Extract every line that contains the word "remove".

INFORMATION SHOWN.
----
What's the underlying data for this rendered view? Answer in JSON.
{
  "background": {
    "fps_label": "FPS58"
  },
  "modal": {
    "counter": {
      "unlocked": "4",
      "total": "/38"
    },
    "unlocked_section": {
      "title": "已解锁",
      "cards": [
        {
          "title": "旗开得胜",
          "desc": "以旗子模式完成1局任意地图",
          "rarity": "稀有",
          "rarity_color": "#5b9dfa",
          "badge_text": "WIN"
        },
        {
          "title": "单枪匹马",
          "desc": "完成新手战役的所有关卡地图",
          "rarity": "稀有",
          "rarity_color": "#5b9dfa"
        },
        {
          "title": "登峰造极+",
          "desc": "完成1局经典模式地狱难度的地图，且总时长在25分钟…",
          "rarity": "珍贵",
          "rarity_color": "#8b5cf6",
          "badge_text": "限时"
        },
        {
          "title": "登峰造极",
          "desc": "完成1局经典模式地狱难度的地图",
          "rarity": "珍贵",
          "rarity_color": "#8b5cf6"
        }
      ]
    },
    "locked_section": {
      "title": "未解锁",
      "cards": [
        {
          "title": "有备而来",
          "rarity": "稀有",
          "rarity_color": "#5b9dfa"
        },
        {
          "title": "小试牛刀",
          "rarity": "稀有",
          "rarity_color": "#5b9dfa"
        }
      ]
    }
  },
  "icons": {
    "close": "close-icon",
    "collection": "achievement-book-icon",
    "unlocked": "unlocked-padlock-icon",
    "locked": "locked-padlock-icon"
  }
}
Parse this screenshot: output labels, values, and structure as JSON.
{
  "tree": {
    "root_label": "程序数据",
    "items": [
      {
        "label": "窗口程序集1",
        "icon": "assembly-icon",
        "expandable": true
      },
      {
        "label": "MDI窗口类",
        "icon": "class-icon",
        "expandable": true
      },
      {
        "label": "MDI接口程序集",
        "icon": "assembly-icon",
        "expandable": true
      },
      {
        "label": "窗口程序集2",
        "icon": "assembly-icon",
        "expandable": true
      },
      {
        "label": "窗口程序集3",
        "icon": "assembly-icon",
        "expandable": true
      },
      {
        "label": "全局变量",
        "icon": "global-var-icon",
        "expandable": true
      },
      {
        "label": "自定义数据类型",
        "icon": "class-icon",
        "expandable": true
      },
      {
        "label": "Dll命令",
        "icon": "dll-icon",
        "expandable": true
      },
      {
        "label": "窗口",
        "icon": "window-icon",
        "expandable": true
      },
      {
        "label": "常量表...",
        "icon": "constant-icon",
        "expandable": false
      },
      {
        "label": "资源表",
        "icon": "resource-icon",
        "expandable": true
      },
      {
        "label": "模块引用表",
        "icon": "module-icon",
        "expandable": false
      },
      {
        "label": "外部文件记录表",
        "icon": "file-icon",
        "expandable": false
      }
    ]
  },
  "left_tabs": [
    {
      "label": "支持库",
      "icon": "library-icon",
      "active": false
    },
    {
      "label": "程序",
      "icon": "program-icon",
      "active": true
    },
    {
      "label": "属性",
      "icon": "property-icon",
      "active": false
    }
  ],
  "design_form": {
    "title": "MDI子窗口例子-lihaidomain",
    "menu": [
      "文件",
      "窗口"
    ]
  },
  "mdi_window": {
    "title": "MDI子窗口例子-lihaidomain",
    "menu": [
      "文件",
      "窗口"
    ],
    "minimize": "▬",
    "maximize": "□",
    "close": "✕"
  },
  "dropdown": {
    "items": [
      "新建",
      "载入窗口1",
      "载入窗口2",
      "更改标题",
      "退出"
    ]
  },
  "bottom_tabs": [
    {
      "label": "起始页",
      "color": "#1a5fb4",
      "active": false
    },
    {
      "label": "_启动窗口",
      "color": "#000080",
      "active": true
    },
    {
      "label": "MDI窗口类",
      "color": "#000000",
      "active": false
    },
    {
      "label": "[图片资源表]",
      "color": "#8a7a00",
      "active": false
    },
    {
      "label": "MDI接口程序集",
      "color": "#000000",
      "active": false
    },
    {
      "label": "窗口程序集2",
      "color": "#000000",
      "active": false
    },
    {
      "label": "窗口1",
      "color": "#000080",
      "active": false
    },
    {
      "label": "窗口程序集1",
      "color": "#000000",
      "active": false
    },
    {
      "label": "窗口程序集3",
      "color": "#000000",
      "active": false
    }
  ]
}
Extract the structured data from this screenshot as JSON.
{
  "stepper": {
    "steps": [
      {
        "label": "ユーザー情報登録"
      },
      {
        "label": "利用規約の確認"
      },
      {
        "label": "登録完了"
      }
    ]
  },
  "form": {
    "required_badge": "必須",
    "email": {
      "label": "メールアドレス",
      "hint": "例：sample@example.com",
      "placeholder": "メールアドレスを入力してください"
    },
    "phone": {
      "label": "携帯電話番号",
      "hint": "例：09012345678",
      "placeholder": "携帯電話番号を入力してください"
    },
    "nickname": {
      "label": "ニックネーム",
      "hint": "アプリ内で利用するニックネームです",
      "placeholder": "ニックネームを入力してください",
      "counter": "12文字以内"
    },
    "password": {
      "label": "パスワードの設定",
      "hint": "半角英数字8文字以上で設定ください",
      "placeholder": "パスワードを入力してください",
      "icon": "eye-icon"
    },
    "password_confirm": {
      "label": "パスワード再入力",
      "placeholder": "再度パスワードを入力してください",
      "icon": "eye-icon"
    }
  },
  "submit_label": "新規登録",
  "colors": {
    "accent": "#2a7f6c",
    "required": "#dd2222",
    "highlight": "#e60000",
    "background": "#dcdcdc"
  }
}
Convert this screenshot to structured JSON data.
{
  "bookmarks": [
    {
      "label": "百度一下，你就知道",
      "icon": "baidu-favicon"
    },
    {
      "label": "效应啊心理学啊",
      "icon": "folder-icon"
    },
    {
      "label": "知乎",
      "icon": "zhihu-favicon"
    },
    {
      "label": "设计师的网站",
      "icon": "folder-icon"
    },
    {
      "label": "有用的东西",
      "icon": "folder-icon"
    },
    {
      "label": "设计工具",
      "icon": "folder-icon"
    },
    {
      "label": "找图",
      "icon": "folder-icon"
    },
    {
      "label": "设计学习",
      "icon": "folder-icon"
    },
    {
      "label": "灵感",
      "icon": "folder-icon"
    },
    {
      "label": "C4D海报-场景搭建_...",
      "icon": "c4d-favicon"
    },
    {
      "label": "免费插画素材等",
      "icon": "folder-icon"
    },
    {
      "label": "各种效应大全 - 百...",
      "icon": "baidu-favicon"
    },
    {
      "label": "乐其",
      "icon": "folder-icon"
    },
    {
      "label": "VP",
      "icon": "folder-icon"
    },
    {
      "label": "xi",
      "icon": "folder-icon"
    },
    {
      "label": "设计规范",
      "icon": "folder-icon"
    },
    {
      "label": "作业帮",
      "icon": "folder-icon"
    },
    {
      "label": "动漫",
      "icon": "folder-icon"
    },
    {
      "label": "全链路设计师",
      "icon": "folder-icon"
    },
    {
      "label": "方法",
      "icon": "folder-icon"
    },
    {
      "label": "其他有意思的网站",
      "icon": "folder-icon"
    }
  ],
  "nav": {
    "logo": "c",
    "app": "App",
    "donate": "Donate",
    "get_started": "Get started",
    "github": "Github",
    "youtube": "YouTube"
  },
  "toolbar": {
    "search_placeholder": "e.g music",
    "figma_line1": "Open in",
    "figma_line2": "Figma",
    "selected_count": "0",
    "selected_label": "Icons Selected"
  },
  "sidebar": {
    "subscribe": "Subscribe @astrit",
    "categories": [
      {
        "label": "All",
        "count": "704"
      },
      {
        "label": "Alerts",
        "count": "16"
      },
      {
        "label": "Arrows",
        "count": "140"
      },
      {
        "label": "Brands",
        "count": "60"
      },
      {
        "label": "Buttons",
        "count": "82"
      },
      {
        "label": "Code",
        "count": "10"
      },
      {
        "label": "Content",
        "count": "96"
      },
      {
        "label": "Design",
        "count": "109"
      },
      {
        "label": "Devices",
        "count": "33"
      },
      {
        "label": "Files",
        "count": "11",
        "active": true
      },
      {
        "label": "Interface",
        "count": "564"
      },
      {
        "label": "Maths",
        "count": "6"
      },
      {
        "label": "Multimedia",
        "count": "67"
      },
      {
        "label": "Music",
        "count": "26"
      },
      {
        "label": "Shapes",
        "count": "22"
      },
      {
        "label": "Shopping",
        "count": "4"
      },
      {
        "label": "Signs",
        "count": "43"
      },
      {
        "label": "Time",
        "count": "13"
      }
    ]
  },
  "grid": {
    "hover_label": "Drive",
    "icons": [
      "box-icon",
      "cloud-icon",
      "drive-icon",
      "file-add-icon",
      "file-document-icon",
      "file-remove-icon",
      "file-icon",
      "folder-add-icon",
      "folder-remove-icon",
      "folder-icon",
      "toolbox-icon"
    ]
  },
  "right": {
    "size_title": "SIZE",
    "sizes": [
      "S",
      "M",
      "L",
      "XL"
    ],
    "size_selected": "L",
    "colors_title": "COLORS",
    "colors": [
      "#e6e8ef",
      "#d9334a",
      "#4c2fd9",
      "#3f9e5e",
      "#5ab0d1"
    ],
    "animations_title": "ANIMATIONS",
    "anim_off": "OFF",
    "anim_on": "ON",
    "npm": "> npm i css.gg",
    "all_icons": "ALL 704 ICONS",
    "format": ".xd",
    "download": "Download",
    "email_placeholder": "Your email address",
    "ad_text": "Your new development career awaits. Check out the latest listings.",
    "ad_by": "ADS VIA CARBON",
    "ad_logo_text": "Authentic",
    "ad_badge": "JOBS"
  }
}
----
EXERCISE ANSWER.
      "file-remove-icon",
      "folder-remove-icon",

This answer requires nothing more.